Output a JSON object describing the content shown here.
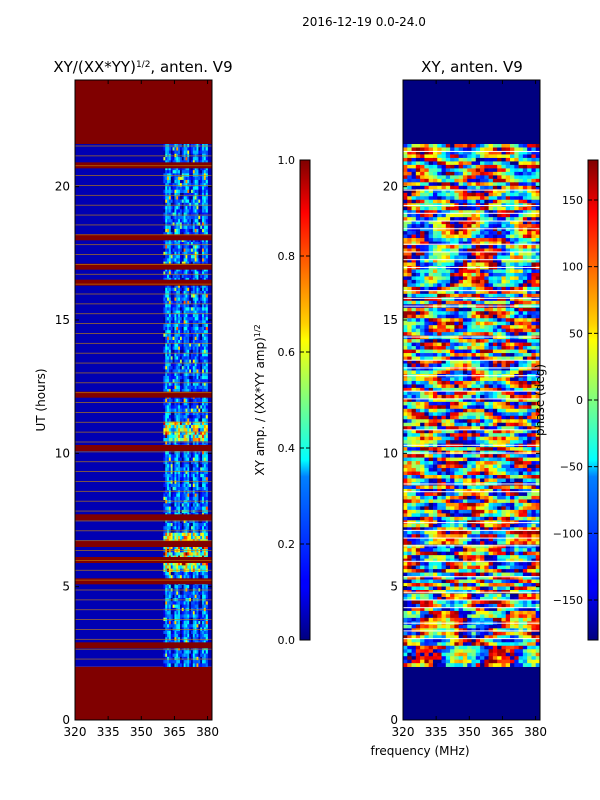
{
  "figure": {
    "suptitle": "2016-12-19 0.0-24.0"
  },
  "colors": {
    "jet_dark_red": "#800000",
    "jet_dark_blue": "#00007f",
    "frame": "#000000",
    "minor_grid": "#cc8800"
  },
  "chart_data": [
    {
      "type": "heatmap",
      "title_prefix": "XY/(XX*YY)",
      "title_sup": "1/2",
      "title_suffix": ", anten. V9",
      "xlabel": "",
      "ylabel": "UT (hours)",
      "xlim": [
        320,
        382
      ],
      "ylim": [
        0,
        24
      ],
      "xticks": [
        "320",
        "335",
        "350",
        "365",
        "380"
      ],
      "xtick_values": [
        320,
        335,
        350,
        365,
        380
      ],
      "yticks": [
        "0",
        "5",
        "10",
        "15",
        "20"
      ],
      "ytick_values": [
        0,
        5,
        10,
        15,
        20
      ],
      "colormap": "jet",
      "data_extent_hours": [
        2.0,
        21.6
      ],
      "fill_value_outside": 1.0,
      "background_level": 0.05,
      "active_band_mhz": [
        360,
        380
      ],
      "saturated_rows_hours": [
        2.8,
        5.2,
        6.0,
        6.6,
        7.6,
        10.2,
        12.2,
        16.4,
        17.0,
        18.1,
        20.8
      ],
      "colorbar": {
        "label_prefix": "XY amp. / (XX*YY amp)",
        "label_sup": "1/2",
        "range": [
          0.0,
          1.0
        ],
        "ticks": [
          "0.0",
          "0.2",
          "0.4",
          "0.6",
          "0.8",
          "1.0"
        ],
        "tick_values": [
          0.0,
          0.2,
          0.4,
          0.6,
          0.8,
          1.0
        ]
      }
    },
    {
      "type": "heatmap",
      "title": "XY, anten. V9",
      "xlabel": "frequency (MHz)",
      "ylabel": "",
      "xlim": [
        320,
        382
      ],
      "ylim": [
        0,
        24
      ],
      "xticks": [
        "320",
        "335",
        "350",
        "365",
        "380"
      ],
      "xtick_values": [
        320,
        335,
        350,
        365,
        380
      ],
      "yticks": [
        "0",
        "5",
        "10",
        "15",
        "20"
      ],
      "ytick_values": [
        0,
        5,
        10,
        15,
        20
      ],
      "colormap": "jet",
      "data_extent_hours": [
        2.0,
        21.6
      ],
      "fill_value_outside": -180,
      "colorbar": {
        "label": "phase (deg)",
        "range": [
          -180,
          180
        ],
        "ticks": [
          "−150",
          "−100",
          "−50",
          "0",
          "50",
          "100",
          "150"
        ],
        "tick_values": [
          -150,
          -100,
          -50,
          0,
          50,
          100,
          150
        ]
      }
    }
  ]
}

### Work to do
Return to the listing above and set it down exactly, leaving out its pictures.

### Solution for this task
Output a JSON object describing the content shown here.
{
  "figure": {
    "suptitle": "2016-12-19 0.0-24.0"
  },
  "colors": {
    "jet_dark_red": "#800000",
    "jet_dark_blue": "#00007f",
    "frame": "#000000",
    "minor_grid": "#cc8800"
  },
  "chart_data": [
    {
      "type": "heatmap",
      "title_prefix": "XY/(XX*YY)",
      "title_sup": "1/2",
      "title_suffix": ", anten. V9",
      "xlabel": "",
      "ylabel": "UT (hours)",
      "xlim": [
        320,
        382
      ],
      "ylim": [
        0,
        24
      ],
      "xticks": [
        "320",
        "335",
        "350",
        "365",
        "380"
      ],
      "xtick_values": [
        320,
        335,
        350,
        365,
        380
      ],
      "yticks": [
        "0",
        "5",
        "10",
        "15",
        "20"
      ],
      "ytick_values": [
        0,
        5,
        10,
        15,
        20
      ],
      "colormap": "jet",
      "data_extent_hours": [
        2.0,
        21.6
      ],
      "fill_value_outside": 1.0,
      "background_level": 0.05,
      "active_band_mhz": [
        360,
        380
      ],
      "saturated_rows_hours": [
        2.8,
        5.2,
        6.0,
        6.6,
        7.6,
        10.2,
        12.2,
        16.4,
        17.0,
        18.1,
        20.8
      ],
      "colorbar": {
        "label_prefix": "XY amp. / (XX*YY amp)",
        "label_sup": "1/2",
        "range": [
          0.0,
          1.0
        ],
        "ticks": [
          "0.0",
          "0.2",
          "0.4",
          "0.6",
          "0.8",
          "1.0"
        ],
        "tick_values": [
          0.0,
          0.2,
          0.4,
          0.6,
          0.8,
          1.0
        ]
      }
    },
    {
      "type": "heatmap",
      "title": "XY, anten. V9",
      "xlabel": "frequency (MHz)",
      "ylabel": "",
      "xlim": [
        320,
        382
      ],
      "ylim": [
        0,
        24
      ],
      "xticks": [
        "320",
        "335",
        "350",
        "365",
        "380"
      ],
      "xtick_values": [
        320,
        335,
        350,
        365,
        380
      ],
      "yticks": [
        "0",
        "5",
        "10",
        "15",
        "20"
      ],
      "ytick_values": [
        0,
        5,
        10,
        15,
        20
      ],
      "colormap": "jet",
      "data_extent_hours": [
        2.0,
        21.6
      ],
      "fill_value_outside": -180,
      "colorbar": {
        "label": "phase (deg)",
        "range": [
          -180,
          180
        ],
        "ticks": [
          "−150",
          "−100",
          "−50",
          "0",
          "50",
          "100",
          "150"
        ],
        "tick_values": [
          -150,
          -100,
          -50,
          0,
          50,
          100,
          150
        ]
      }
    }
  ]
}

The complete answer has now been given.